# Records for processing
>> Begin

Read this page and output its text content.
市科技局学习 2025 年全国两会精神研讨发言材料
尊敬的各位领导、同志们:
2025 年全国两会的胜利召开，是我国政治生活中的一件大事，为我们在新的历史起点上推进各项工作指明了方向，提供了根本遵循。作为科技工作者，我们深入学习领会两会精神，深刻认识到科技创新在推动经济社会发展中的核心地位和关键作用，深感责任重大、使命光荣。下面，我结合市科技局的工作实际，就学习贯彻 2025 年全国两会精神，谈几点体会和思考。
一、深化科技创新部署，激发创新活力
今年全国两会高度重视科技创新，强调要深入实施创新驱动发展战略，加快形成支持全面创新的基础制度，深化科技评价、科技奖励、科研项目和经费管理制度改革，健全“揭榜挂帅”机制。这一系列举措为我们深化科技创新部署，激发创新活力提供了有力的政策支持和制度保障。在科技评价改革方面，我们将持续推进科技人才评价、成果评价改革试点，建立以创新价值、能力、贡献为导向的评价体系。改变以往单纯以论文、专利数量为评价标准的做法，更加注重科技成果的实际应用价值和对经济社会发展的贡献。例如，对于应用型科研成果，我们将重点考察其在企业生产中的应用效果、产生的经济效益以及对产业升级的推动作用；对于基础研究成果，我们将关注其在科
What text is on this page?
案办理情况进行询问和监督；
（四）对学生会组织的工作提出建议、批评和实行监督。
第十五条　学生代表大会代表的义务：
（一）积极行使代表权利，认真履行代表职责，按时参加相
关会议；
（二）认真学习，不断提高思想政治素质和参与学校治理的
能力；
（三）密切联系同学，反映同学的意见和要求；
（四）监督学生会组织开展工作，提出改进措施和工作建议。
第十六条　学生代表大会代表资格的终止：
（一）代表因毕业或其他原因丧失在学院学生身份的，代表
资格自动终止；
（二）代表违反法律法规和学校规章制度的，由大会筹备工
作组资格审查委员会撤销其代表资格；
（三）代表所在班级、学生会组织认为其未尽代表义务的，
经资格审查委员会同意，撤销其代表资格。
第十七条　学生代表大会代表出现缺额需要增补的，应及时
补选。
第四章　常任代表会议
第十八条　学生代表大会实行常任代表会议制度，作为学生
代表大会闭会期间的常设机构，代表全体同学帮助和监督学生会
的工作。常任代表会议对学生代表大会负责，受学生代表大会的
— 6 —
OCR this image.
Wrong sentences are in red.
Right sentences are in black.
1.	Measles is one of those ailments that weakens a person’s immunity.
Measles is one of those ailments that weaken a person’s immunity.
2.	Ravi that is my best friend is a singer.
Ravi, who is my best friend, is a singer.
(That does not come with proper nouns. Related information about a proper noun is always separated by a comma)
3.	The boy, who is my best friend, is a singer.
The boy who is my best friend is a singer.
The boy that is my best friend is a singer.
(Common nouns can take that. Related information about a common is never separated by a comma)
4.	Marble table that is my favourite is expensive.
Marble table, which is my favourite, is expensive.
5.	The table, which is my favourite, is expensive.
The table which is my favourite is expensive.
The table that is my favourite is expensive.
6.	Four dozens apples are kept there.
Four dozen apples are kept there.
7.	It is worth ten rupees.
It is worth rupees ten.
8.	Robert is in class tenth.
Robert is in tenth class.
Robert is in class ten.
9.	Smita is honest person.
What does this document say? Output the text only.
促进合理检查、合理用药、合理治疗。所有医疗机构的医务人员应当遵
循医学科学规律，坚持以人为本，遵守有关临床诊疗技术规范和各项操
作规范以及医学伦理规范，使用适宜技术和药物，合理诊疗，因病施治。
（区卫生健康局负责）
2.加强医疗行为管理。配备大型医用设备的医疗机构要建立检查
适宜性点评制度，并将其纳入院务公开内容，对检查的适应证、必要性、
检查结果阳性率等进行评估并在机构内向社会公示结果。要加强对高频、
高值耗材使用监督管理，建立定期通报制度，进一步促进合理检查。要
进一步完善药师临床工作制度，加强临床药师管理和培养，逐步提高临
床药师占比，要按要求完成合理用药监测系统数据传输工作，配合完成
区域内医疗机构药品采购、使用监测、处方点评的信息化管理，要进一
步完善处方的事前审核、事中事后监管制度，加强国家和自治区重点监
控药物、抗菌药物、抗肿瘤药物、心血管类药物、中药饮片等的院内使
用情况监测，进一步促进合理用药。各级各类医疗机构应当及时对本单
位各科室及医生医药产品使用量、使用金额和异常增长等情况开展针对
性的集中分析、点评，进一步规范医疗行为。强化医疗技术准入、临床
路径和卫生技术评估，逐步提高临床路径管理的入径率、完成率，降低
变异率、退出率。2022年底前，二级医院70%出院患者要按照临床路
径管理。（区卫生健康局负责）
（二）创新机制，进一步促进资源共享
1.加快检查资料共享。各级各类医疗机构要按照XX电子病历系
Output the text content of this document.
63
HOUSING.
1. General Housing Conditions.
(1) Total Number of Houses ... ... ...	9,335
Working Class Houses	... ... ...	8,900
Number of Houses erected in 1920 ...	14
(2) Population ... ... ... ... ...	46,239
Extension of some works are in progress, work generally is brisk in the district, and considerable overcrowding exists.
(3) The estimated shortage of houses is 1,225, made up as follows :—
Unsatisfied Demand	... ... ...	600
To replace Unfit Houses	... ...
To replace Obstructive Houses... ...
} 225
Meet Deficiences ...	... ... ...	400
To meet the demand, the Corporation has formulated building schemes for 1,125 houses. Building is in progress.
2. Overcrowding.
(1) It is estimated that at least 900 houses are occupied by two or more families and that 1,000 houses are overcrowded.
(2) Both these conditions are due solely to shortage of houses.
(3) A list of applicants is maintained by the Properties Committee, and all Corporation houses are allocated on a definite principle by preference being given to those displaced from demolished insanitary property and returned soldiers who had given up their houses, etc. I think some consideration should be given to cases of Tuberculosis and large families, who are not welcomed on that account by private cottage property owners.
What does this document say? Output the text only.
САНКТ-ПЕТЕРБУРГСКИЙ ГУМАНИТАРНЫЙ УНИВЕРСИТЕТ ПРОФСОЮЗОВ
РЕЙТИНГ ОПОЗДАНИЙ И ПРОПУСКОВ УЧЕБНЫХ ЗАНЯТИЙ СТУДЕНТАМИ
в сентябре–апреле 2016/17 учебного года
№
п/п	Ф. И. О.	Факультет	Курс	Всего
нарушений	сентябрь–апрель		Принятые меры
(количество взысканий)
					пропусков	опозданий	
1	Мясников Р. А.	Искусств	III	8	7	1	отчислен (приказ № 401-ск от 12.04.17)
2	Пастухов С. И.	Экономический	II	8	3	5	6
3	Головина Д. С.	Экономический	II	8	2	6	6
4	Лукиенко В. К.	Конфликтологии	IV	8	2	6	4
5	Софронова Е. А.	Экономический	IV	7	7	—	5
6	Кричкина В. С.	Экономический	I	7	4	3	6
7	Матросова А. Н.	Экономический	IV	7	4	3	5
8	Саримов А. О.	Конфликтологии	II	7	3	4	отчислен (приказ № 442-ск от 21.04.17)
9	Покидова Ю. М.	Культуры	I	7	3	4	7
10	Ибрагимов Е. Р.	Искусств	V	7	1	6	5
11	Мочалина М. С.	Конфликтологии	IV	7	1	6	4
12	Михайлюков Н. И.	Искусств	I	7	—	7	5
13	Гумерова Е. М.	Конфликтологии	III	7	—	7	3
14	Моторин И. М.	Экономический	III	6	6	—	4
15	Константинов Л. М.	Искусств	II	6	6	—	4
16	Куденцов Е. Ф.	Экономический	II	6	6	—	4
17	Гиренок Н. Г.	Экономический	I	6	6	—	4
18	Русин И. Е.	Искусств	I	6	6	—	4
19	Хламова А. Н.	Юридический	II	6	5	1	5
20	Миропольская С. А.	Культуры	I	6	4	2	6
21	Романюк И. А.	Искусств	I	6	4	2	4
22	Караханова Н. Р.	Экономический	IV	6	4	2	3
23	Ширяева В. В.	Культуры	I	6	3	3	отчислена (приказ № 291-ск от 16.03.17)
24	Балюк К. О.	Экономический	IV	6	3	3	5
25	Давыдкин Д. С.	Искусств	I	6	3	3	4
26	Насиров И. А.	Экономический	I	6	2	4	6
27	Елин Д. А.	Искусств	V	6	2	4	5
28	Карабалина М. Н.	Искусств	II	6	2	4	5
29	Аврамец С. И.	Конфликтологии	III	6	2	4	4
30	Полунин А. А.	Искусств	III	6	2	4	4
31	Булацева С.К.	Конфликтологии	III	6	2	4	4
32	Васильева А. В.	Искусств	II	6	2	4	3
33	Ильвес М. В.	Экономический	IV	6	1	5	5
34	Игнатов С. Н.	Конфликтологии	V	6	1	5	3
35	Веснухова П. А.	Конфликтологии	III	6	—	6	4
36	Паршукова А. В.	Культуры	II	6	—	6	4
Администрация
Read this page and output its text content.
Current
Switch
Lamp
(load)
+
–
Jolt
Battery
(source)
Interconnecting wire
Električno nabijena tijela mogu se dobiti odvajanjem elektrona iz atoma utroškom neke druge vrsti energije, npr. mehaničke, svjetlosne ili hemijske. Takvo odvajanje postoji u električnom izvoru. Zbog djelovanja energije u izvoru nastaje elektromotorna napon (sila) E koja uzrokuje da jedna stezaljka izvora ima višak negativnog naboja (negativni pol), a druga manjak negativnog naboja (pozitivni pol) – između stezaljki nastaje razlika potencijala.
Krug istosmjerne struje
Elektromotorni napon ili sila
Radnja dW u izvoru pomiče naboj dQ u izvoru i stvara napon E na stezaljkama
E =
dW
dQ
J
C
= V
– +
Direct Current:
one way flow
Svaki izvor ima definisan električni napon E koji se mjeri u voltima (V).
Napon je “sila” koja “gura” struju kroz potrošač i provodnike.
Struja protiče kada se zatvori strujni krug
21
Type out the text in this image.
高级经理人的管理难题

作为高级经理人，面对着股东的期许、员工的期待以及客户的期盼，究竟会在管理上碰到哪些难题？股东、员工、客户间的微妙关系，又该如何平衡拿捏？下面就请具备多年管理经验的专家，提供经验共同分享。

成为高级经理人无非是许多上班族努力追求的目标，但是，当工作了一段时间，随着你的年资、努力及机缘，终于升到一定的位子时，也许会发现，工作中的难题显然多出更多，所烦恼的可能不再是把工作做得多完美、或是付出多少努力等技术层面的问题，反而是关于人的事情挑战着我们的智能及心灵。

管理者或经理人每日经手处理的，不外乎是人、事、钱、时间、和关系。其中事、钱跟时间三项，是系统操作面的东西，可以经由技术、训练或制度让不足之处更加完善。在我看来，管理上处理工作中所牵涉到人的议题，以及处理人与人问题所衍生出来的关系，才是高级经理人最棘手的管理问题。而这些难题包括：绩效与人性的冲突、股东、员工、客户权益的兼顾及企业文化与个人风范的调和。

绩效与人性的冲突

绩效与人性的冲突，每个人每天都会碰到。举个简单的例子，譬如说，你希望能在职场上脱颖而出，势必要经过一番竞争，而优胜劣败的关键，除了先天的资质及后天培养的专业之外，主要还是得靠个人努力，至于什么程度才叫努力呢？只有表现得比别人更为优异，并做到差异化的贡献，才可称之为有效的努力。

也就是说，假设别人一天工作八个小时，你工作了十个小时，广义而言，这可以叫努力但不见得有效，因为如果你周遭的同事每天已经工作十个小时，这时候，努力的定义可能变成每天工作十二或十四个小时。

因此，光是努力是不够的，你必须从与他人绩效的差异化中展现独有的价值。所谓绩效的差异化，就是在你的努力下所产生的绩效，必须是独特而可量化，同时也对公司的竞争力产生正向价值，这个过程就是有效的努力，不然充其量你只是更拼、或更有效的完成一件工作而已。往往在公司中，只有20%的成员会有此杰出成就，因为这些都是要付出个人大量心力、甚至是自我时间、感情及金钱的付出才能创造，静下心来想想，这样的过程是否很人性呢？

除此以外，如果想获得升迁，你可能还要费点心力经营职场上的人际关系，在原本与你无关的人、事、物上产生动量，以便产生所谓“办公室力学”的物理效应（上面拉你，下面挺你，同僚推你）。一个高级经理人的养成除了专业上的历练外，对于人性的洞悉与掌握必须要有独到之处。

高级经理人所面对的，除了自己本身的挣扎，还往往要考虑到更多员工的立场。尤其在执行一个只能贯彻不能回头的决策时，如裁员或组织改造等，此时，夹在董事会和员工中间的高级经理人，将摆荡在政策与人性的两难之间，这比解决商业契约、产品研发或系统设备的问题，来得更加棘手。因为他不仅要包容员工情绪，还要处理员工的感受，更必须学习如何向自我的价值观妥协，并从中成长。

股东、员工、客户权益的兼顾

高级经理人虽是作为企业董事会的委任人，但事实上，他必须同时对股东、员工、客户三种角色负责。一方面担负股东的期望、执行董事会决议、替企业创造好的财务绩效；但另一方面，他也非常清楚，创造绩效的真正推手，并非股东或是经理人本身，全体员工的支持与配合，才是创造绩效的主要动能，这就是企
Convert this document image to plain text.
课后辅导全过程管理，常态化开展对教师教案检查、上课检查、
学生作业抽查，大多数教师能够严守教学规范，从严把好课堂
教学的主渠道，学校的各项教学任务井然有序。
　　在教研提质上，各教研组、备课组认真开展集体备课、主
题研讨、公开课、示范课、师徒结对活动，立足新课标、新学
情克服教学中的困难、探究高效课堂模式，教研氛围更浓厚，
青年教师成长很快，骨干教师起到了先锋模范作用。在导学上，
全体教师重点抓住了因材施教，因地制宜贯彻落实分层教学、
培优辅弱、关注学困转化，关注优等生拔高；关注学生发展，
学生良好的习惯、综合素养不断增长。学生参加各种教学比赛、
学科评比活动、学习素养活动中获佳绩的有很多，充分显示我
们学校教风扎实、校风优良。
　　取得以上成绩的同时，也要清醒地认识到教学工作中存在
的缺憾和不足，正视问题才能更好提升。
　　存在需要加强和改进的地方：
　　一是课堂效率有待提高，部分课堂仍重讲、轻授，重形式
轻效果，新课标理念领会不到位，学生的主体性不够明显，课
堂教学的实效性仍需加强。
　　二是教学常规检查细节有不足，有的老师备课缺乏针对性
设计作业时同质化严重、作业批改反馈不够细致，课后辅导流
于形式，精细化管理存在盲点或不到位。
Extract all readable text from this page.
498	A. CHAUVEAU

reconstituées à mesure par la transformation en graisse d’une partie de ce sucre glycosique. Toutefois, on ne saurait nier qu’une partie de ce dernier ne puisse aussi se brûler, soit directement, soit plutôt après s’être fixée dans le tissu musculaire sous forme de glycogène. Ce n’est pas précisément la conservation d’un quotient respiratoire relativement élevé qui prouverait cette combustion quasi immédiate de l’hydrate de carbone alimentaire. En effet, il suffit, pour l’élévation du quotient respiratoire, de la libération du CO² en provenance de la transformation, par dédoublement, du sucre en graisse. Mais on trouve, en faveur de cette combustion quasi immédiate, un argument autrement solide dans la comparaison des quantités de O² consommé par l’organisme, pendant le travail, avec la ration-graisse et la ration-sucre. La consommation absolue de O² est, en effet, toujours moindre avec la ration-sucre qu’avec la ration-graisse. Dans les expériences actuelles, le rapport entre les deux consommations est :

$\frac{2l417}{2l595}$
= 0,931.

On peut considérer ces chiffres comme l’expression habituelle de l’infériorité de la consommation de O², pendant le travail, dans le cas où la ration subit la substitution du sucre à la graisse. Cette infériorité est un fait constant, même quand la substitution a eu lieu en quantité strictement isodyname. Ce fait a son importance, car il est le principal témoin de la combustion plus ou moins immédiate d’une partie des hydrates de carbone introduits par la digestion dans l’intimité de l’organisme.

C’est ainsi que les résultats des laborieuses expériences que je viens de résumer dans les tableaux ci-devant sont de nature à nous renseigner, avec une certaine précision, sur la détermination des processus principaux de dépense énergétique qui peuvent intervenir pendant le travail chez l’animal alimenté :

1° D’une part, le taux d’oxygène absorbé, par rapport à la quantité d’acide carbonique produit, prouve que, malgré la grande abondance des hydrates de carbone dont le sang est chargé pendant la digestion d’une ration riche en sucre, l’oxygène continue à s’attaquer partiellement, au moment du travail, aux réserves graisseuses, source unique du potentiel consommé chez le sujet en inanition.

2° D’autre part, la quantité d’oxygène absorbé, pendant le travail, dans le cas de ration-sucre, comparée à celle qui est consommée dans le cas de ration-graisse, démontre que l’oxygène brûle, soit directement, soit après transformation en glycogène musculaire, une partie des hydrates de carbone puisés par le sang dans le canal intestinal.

>> End

Pick out the lines that include the word "expensive" and write them out.

4.	Marble table that is my favourite is expensive.
Marble table, which is my favourite, is expensive.
5.	The table, which is my favourite, is expensive.
The table which is my favourite is expensive.
The table that is my favourite is expensive.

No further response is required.